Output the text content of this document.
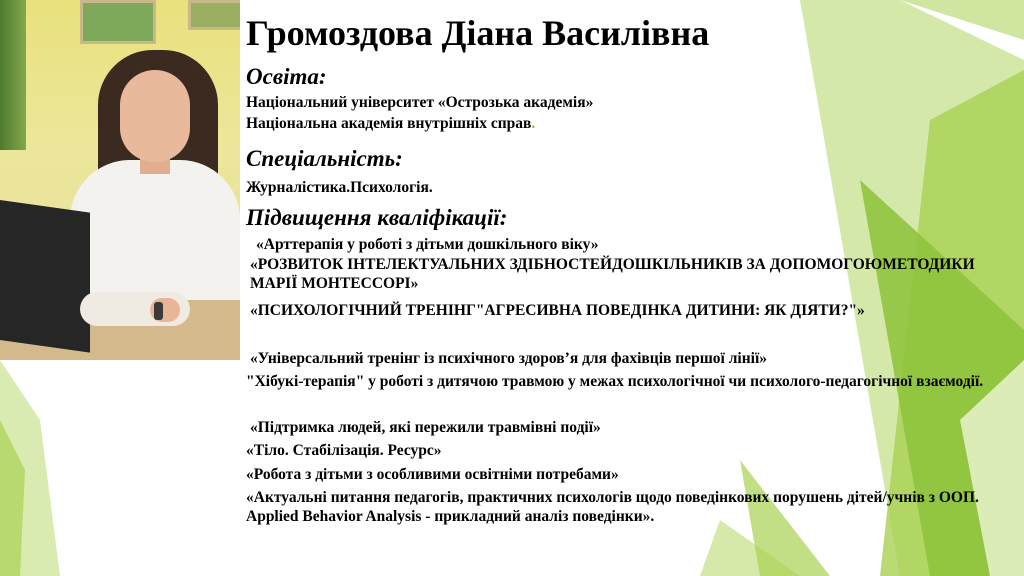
Громоздова Діана Василівна
Освіта:
Національний університет «Острозька академія»
Національна академія внутрішніх справ.
Спеціальність:
Журналістика.Психологія.
Підвищення кваліфікації:
«Арттерапія у роботі з дітьми дошкільного віку»
«РОЗВИТОК ІНТЕЛЕКТУАЛЬНИХ ЗДІБНОСТЕЙДОШКІЛЬНИКІВ ЗА ДОПОМОГОЮМЕТОДИКИ МАРІЇ МОНТЕССОРІ»
«ПСИХОЛОГІЧНИЙ ТРЕНІНГ"АГРЕСИВНА ПОВЕДІНКА ДИТИНИ: ЯК ДІЯТИ?"»
«Універсальний тренінг із психічного здоров’я для фахівців першої лінії»
"Хібукі-терапія" у роботі з дитячою травмою у межах психологічної чи психолого-педагогічної взаємодії.
«Підтримка людей, які пережили травмівні події»
«Тіло. Стабілізація. Ресурс»
«Робота з дітьми з особливими освітніми потребами»
«Актуальні питання педагогів, практичних психологів щодо поведінкових порушень дітей/учнів з ООП. Applied Behavior Analysis - прикладний аналіз поведінки».
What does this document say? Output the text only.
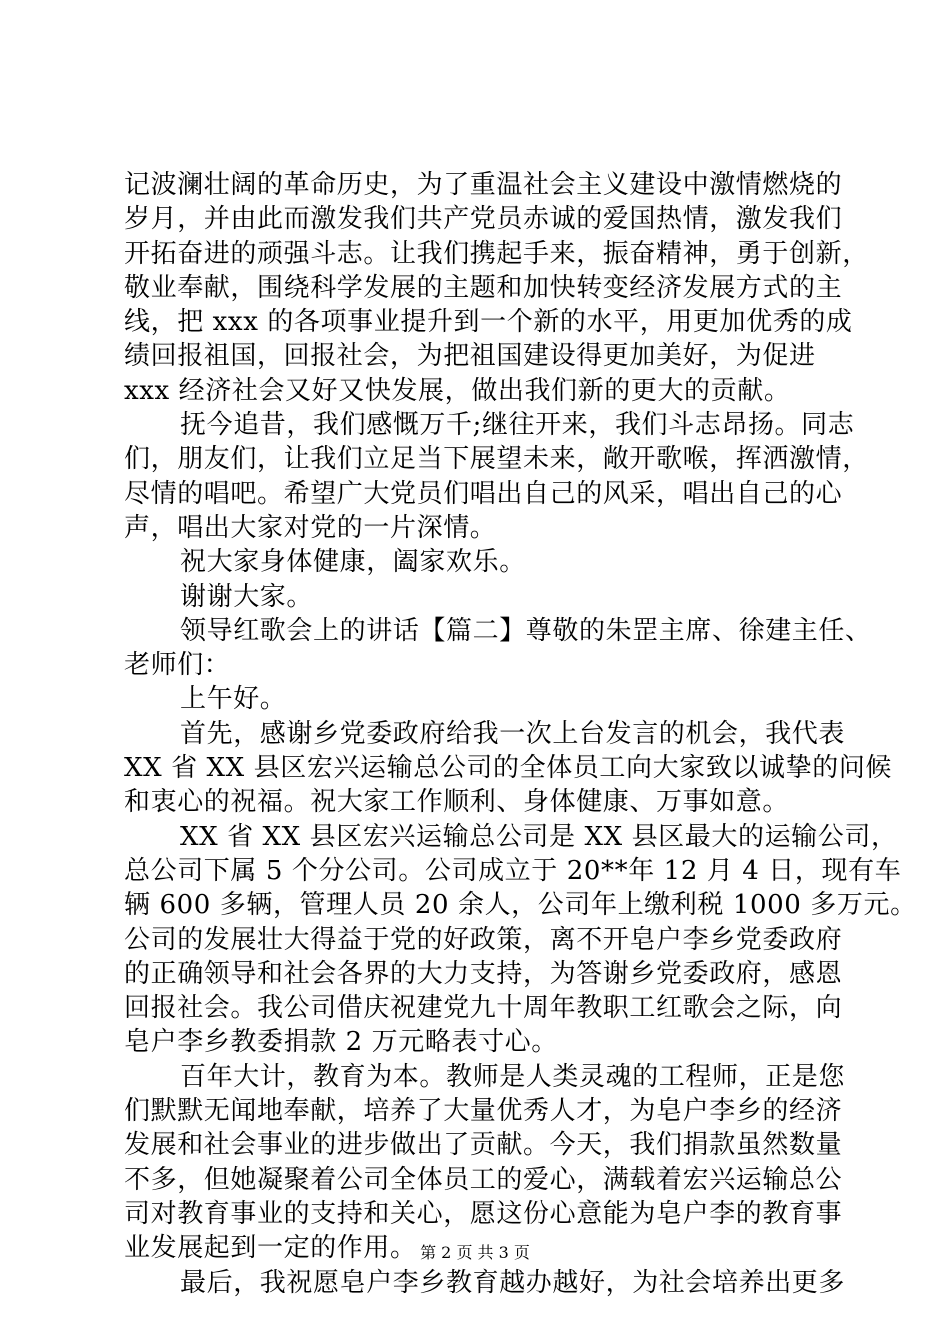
记波澜壮阔的革命历史，为了重温社会主义建设中激情燃烧的
岁月，并由此而激发我们共产党员赤诚的爱国热情，激发我们
开拓奋进的顽强斗志。让我们携起手来，振奋精神，勇于创新，
敬业奉献，围绕科学发展的主题和加快转变经济发展方式的主
线，把 xxx 的各项事业提升到一个新的水平，用更加优秀的成
绩回报祖国，回报社会，为把祖国建设得更加美好，为促进
xxx 经济社会又好又快发展，做出我们新的更大的贡献。
抚今追昔，我们感慨万千;继往开来，我们斗志昂扬。同志
们，朋友们，让我们立足当下展望未来，敞开歌喉，挥洒激情，
尽情的唱吧。希望广大党员们唱出自己的风采，唱出自己的心
声，唱出大家对党的一片深情。
祝大家身体健康，阖家欢乐。
谢谢大家。
领导红歌会上的讲话【篇二】尊敬的朱罡主席、徐建主任、
老师们：
上午好。
首先，感谢乡党委政府给我一次上台发言的机会，我代表
XX 省 XX 县区宏兴运输总公司的全体员工向大家致以诚挚的问候
和衷心的祝福。祝大家工作顺利、身体健康、万事如意。
XX 省 XX 县区宏兴运输总公司是 XX 县区最大的运输公司，
总公司下属 5 个分公司。公司成立于 20**年 12 月 4 日，现有车
辆 600 多辆，管理人员 20 余人，公司年上缴利税 1000 多万元。
公司的发展壮大得益于党的好政策，离不开皂户李乡党委政府
的正确领导和社会各界的大力支持，为答谢乡党委政府，感恩
回报社会。我公司借庆祝建党九十周年教职工红歌会之际，向
皂户李乡教委捐款 2 万元略表寸心。
百年大计，教育为本。教师是人类灵魂的工程师，正是您
们默默无闻地奉献，培养了大量优秀人才，为皂户李乡的经济
发展和社会事业的进步做出了贡献。今天，我们捐款虽然数量
不多，但她凝聚着公司全体员工的爱心，满载着宏兴运输总公
司对教育事业的支持和关心，愿这份心意能为皂户李的教育事
业发展起到一定的作用。
最后，我祝愿皂户李乡教育越办越好，为社会培养出更多
第 2 页 共 3 页
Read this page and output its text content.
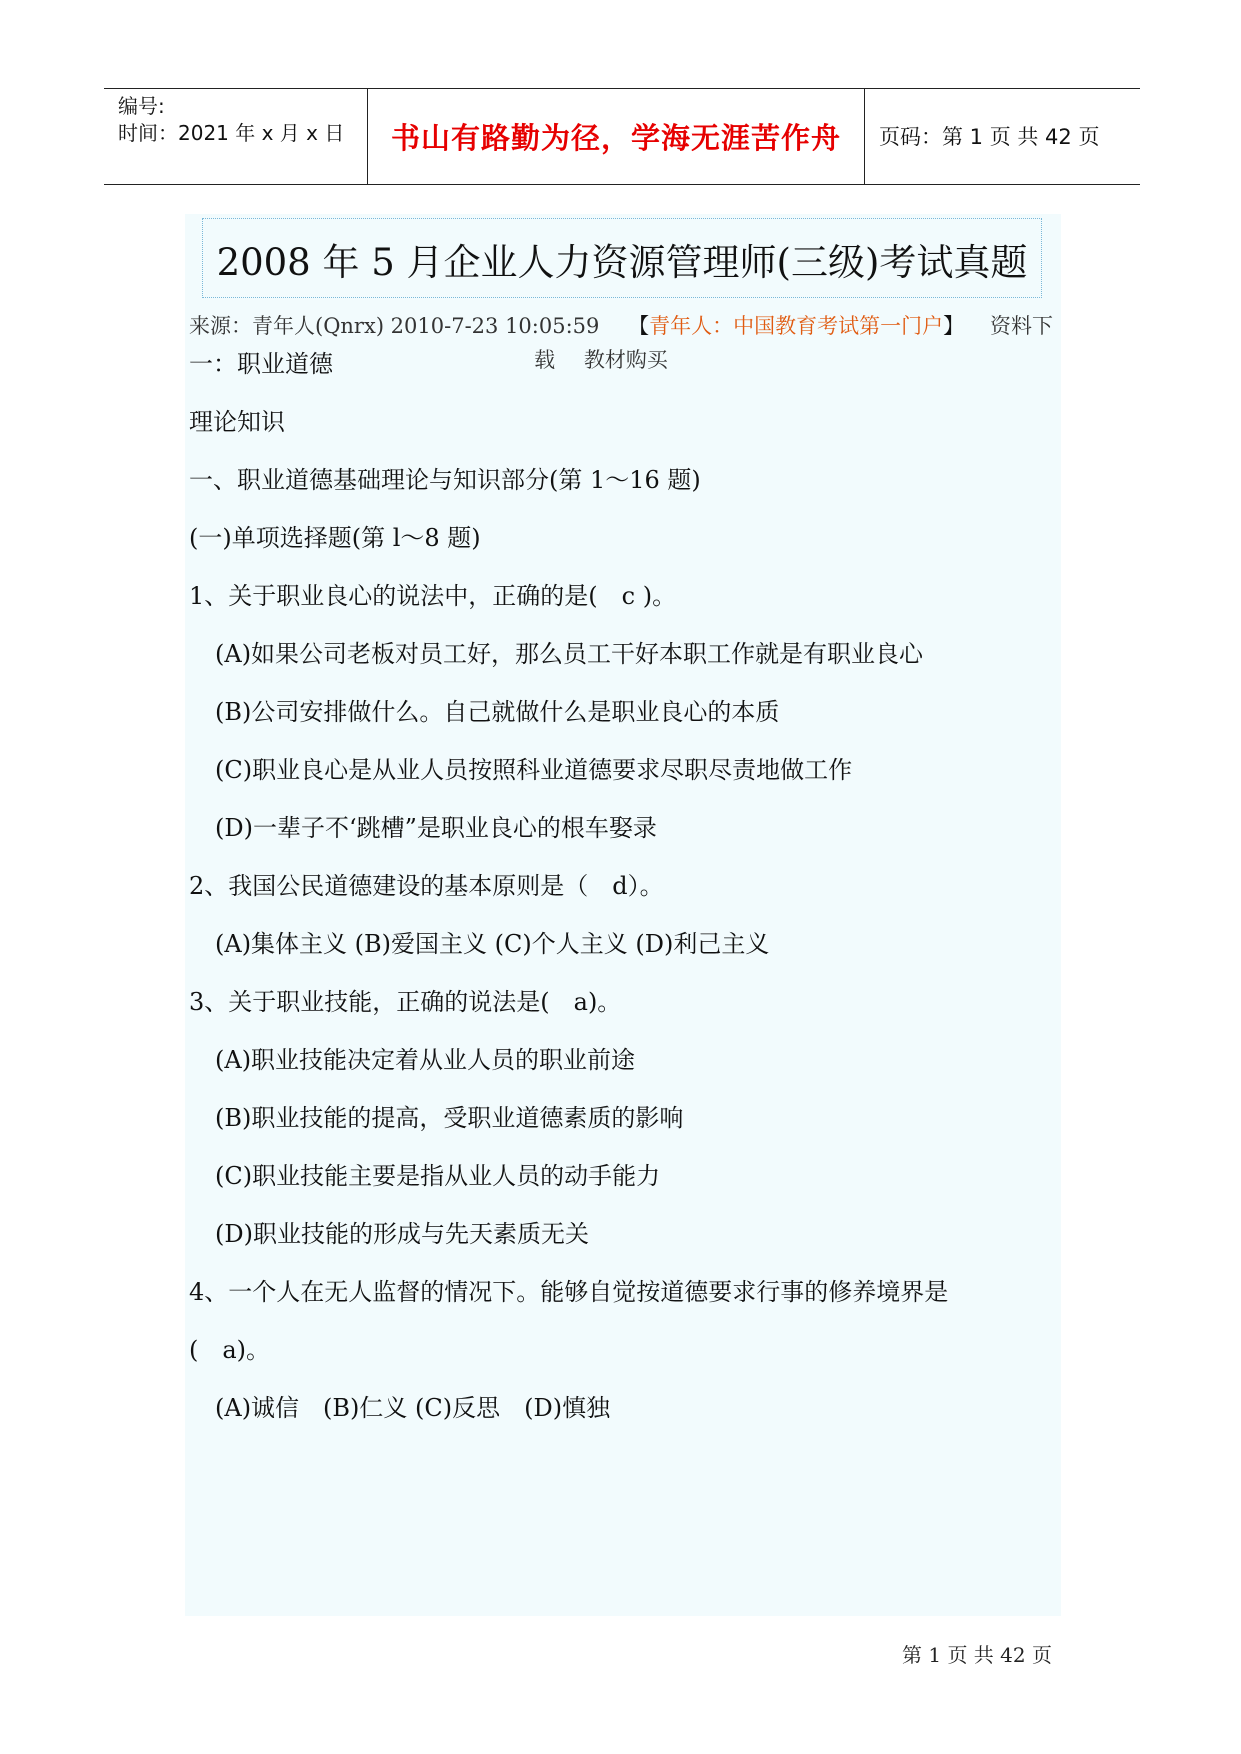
编号:
时间：2021 年 x 月 x 日	书山有路勤为径，学海无涯苦作舟	页码：第 1 页 共 42 页
2008 年 5 月企业人力资源管理师(三级)考试真题
来源：青年人(Qnrx) 2010-7-23 10:05:59 【青年人：中国教育考试第一门户】 资料下
载 教材购买
一：职业道德
理论知识
一、职业道德基础理论与知识部分(第 1～16 题)
(一)单项选择题(第 l～8 题)
1、关于职业良心的说法中，正确的是(　c )。
(A)如果公司老板对员工好，那么员工干好本职工作就是有职业良心
(B)公司安排做什么。自己就做什么是职业良心的本质
(C)职业良心是从业人员按照科业道德要求尽职尽责地做工作
(D)一辈子不‘跳槽”是职业良心的根车娶录
2、我国公民道德建设的基本原则是（　d）。
(A)集体主义 (B)爱国主义 (C)个人主义 (D)利己主义
3、关于职业技能，正确的说法是(　a)。
(A)职业技能决定着从业人员的职业前途
(B)职业技能的提高，受职业道德素质的影响
(C)职业技能主要是指从业人员的动手能力
(D)职业技能的形成与先天素质无关
4、一个人在无人监督的情况下。能够自觉按道德要求行事的修养境界是
(　a)。
(A)诚信　(B)仁义 (C)反思　(D)慎独
第 1 页 共 42 页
######
Where a line in the material above holds "роботі", copy that line.

*OUTPUT OF THE TASK*:
«Арттерапія у роботі з дітьми дошкільного віку»
"Хібукі-терапія" у роботі з дитячою травмою у межах психологічної чи психолого-педагогічної взаємодії.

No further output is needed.